RECORDS SUPPLIED.
##############################

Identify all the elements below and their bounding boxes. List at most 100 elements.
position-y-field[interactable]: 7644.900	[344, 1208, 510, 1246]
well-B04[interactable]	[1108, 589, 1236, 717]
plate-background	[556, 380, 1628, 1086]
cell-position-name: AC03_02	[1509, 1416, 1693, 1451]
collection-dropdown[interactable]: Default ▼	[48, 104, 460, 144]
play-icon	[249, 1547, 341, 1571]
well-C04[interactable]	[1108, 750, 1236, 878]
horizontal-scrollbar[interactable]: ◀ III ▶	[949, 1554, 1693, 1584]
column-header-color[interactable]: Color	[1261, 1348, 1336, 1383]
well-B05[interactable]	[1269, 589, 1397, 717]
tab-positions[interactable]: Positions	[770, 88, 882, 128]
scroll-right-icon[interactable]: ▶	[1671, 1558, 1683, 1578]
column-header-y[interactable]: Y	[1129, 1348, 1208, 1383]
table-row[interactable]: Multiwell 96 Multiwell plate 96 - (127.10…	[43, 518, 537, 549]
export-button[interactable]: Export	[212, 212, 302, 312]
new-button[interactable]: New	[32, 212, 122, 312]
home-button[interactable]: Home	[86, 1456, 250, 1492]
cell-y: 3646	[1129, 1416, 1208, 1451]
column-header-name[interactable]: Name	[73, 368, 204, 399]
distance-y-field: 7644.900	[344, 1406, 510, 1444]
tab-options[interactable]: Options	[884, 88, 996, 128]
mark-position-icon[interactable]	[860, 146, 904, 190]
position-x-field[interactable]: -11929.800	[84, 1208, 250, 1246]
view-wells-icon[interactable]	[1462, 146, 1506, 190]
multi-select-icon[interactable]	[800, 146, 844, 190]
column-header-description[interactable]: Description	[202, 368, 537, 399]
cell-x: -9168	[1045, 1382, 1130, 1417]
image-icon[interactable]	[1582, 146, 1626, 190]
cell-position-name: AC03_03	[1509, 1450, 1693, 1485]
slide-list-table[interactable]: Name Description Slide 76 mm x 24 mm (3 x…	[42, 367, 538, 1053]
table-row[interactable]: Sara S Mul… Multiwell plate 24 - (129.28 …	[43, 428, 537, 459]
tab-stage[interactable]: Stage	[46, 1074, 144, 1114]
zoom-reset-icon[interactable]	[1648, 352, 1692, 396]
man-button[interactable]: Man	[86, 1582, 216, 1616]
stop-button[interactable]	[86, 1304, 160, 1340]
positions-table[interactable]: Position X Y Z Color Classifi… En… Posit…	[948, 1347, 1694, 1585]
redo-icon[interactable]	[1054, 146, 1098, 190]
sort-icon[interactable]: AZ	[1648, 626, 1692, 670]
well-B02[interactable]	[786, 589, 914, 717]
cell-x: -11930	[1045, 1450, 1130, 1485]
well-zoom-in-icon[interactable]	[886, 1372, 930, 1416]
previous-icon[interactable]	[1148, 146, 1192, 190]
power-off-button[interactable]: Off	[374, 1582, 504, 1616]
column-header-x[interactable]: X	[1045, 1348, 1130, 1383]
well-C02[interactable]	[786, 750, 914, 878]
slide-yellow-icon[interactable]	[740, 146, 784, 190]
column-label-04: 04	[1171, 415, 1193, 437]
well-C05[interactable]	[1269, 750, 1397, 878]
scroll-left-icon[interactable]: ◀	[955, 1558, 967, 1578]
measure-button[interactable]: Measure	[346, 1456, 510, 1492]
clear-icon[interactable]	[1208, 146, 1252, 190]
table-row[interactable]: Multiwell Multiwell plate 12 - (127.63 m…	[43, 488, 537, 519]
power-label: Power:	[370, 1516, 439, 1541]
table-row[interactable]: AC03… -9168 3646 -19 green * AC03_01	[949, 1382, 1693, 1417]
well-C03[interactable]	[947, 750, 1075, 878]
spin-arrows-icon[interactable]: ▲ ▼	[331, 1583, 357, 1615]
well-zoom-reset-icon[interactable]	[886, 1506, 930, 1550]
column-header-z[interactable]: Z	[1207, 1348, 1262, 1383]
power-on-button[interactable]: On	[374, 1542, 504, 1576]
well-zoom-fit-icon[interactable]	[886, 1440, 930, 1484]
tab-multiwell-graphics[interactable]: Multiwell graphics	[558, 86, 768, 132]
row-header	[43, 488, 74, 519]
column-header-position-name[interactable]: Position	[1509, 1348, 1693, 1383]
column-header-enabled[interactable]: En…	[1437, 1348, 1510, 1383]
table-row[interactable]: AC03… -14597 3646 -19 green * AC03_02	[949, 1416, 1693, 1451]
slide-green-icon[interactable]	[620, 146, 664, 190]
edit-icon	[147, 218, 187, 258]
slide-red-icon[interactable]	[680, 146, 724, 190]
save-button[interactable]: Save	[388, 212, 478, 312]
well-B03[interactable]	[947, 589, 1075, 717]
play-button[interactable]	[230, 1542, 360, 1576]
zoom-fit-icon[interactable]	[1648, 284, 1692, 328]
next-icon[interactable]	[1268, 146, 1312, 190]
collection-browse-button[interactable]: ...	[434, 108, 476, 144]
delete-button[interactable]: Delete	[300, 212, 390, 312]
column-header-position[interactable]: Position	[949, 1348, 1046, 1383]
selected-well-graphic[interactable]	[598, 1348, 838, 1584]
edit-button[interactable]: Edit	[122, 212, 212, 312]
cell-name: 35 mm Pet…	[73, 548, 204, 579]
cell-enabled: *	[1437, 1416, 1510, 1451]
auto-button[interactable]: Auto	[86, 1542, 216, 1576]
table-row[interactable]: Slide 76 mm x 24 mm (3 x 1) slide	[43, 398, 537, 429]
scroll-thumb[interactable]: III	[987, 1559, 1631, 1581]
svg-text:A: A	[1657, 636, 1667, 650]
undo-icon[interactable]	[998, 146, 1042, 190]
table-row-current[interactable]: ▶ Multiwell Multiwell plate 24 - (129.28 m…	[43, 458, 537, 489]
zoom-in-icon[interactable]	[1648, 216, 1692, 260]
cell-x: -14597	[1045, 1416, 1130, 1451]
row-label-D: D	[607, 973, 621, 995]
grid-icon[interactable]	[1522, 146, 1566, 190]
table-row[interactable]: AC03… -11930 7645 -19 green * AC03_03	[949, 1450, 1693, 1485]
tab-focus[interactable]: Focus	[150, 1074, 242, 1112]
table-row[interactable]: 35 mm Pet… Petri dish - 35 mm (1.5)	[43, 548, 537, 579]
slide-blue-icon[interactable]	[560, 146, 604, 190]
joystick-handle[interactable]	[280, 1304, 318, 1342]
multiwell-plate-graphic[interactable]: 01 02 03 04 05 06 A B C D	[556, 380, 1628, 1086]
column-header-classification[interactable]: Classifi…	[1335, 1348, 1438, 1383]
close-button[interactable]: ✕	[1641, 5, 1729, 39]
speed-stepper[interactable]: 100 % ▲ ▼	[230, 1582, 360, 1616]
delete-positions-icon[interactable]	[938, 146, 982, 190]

##############################

THE PROBLEM. Copy out the lines word for word, from the first line through the line that contains "368, 204, 399]", including both of those lines.

RESPONSE.
Identify all the elements below and their bounding boxes. List at most 100 elements.
position-y-field[interactable]: 7644.900	[344, 1208, 510, 1246]
well-B04[interactable]	[1108, 589, 1236, 717]
plate-background	[556, 380, 1628, 1086]
cell-position-name: AC03_02	[1509, 1416, 1693, 1451]
collection-dropdown[interactable]: Default ▼	[48, 104, 460, 144]
play-icon	[249, 1547, 341, 1571]
well-C04[interactable]	[1108, 750, 1236, 878]
horizontal-scrollbar[interactable]: ◀ III ▶	[949, 1554, 1693, 1584]
column-header-color[interactable]: Color	[1261, 1348, 1336, 1383]
well-B05[interactable]	[1269, 589, 1397, 717]
tab-positions[interactable]: Positions	[770, 88, 882, 128]
scroll-right-icon[interactable]: ▶	[1671, 1558, 1683, 1578]
column-header-y[interactable]: Y	[1129, 1348, 1208, 1383]
table-row[interactable]: Multiwell 96 Multiwell plate 96 - (127.10…	[43, 518, 537, 549]
export-button[interactable]: Export	[212, 212, 302, 312]
new-button[interactable]: New	[32, 212, 122, 312]
home-button[interactable]: Home	[86, 1456, 250, 1492]
cell-y: 3646	[1129, 1416, 1208, 1451]
column-header-name[interactable]: Name	[73, 368, 204, 399]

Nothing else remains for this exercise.